- **Exercise directions**:
Look through the material below. Copy every line with the string "ylabel" in it.

===== Entries =====

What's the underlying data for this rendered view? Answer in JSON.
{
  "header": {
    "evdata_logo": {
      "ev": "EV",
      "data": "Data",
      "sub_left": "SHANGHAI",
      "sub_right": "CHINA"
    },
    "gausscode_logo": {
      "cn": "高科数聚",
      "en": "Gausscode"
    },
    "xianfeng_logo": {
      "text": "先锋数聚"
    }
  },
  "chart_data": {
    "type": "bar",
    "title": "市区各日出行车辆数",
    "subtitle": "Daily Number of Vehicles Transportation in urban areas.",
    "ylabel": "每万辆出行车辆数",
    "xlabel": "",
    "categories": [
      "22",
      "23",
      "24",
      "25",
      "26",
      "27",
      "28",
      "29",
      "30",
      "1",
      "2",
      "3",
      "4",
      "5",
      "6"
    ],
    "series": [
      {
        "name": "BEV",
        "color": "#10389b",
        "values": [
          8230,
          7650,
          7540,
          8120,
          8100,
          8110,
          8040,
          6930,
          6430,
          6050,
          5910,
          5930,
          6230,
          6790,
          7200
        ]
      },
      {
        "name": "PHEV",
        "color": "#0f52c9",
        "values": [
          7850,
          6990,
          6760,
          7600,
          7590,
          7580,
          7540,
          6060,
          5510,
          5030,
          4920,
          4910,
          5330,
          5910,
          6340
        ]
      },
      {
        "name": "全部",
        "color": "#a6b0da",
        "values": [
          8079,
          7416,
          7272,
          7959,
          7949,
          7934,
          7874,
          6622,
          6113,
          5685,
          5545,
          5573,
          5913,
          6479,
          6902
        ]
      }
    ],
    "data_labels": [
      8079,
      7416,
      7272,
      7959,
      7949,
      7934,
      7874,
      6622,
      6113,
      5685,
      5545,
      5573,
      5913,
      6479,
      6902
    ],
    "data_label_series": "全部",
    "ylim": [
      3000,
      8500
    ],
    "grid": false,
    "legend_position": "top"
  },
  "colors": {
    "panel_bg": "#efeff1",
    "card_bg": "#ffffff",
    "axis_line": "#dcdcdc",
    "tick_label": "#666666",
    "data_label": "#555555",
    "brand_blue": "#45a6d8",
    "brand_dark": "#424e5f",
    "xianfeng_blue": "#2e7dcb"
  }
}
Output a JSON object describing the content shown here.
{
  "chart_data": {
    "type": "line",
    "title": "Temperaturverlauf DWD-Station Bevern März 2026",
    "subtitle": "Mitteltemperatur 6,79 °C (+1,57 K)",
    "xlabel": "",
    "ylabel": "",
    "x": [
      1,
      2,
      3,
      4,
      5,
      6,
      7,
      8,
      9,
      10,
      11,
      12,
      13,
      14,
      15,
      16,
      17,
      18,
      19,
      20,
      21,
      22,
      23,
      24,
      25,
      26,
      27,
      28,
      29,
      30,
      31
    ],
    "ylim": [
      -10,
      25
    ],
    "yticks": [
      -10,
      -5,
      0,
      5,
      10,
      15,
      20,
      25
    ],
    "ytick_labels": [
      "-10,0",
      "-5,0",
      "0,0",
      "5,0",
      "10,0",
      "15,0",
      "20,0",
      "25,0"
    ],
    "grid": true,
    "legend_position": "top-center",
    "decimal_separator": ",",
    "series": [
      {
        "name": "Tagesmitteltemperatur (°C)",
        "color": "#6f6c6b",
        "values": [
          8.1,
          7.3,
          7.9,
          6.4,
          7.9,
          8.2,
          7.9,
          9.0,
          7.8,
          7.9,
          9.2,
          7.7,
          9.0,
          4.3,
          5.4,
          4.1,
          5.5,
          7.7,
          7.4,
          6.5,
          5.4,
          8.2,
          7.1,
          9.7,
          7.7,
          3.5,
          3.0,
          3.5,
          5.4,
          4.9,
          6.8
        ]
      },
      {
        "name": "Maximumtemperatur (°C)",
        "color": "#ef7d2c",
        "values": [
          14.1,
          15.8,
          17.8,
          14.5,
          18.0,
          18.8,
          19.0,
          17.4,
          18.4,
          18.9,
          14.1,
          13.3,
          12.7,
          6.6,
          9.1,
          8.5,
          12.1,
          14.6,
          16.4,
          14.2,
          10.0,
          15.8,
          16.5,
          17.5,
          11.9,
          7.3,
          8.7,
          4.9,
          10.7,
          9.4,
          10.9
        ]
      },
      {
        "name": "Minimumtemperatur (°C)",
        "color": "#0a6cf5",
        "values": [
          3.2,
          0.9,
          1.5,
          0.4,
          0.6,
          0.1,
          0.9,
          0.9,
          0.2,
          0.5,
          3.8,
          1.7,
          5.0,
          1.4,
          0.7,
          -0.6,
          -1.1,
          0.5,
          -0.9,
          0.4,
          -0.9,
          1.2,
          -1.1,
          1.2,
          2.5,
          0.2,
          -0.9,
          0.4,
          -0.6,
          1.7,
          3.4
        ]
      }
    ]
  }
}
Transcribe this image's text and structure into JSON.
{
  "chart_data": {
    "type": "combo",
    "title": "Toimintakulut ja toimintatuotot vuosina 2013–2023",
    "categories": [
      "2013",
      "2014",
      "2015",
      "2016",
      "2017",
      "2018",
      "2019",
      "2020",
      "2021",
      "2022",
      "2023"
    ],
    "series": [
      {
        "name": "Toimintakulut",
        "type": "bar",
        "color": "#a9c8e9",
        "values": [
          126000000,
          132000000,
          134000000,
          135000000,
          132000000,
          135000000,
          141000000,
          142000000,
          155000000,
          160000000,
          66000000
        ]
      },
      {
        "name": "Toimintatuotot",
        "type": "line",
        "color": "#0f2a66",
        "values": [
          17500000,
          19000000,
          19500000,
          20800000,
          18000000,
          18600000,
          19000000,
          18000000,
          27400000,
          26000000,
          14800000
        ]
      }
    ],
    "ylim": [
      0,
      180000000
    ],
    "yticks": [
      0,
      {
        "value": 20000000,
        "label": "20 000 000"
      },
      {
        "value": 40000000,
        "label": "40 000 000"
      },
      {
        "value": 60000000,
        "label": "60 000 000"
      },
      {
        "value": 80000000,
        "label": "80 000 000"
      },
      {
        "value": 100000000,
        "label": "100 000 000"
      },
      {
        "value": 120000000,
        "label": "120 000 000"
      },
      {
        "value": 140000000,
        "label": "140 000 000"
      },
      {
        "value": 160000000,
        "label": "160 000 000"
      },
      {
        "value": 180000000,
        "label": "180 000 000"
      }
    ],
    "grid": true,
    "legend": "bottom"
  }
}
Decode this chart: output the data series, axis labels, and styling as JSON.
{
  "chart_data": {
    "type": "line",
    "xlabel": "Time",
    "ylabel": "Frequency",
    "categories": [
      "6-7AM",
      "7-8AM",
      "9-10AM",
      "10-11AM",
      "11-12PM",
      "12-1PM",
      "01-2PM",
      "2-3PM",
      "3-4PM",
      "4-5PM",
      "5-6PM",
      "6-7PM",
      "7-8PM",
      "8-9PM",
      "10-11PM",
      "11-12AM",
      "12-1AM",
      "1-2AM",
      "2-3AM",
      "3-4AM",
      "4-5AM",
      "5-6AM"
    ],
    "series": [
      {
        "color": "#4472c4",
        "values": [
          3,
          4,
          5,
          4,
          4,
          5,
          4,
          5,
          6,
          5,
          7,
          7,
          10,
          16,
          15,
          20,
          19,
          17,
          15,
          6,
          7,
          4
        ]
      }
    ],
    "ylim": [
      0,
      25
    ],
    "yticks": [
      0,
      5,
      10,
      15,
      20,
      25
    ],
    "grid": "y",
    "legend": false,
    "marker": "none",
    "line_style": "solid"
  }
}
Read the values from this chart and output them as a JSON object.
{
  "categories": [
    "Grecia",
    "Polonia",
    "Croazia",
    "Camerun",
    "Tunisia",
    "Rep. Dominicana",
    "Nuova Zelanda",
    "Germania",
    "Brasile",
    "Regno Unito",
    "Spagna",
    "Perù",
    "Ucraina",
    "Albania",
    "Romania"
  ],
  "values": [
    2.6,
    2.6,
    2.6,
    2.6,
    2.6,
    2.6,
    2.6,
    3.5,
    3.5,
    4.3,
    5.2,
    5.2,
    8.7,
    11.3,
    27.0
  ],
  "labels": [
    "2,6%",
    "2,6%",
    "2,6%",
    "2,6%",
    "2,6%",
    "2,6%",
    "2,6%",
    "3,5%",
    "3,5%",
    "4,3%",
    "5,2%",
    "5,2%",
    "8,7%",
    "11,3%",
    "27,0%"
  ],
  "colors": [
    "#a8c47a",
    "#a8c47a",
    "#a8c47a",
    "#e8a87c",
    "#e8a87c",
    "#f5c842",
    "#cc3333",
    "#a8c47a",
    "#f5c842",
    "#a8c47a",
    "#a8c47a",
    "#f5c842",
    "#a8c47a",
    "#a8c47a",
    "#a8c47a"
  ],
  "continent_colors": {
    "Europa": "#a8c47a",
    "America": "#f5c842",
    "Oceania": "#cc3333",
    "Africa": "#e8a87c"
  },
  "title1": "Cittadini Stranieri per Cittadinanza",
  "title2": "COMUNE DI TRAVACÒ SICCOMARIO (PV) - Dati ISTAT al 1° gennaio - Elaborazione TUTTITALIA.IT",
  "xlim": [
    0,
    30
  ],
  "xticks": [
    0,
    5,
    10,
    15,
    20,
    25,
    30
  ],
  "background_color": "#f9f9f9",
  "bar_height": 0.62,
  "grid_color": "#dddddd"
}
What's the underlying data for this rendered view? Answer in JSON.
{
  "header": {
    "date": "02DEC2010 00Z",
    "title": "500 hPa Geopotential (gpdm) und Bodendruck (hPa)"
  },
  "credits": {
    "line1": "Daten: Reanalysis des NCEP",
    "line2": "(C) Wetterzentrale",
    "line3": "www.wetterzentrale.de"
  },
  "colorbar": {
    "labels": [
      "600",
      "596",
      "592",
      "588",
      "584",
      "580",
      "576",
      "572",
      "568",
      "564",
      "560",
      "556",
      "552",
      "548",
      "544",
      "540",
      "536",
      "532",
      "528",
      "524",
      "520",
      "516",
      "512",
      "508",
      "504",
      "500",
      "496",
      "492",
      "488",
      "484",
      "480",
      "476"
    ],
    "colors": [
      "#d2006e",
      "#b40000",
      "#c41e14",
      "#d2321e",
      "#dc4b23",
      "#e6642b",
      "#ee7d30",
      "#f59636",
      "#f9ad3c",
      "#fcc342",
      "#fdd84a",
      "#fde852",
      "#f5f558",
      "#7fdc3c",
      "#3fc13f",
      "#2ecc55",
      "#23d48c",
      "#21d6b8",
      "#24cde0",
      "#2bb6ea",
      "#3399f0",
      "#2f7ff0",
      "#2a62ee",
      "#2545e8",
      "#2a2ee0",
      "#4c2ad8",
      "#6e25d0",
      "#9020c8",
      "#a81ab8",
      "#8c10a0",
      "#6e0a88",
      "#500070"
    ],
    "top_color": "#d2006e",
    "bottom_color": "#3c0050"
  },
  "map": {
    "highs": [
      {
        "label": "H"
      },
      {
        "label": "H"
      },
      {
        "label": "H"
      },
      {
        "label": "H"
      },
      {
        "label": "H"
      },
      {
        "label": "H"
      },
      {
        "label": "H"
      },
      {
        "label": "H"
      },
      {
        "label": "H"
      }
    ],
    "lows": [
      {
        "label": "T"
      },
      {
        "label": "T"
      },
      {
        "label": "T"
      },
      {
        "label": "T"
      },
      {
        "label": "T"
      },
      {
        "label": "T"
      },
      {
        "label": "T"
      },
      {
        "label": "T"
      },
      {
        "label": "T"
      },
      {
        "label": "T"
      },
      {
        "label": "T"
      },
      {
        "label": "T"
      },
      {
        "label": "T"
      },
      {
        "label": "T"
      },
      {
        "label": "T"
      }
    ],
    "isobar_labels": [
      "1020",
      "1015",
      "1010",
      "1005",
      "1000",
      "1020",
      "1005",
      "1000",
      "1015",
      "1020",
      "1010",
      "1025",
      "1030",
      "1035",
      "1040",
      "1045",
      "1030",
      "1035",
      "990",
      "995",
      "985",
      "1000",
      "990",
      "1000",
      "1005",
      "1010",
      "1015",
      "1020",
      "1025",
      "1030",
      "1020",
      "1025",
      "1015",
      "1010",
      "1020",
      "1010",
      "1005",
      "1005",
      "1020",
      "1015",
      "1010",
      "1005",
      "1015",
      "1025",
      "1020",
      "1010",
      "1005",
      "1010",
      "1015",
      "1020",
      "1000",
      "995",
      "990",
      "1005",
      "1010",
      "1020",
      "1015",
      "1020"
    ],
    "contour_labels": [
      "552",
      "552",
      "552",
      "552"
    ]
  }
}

=====

- **Result of the task**:
    "ylabel": "每万辆出行车辆数",
    "ylabel": "",
    "ylabel": "Frequency",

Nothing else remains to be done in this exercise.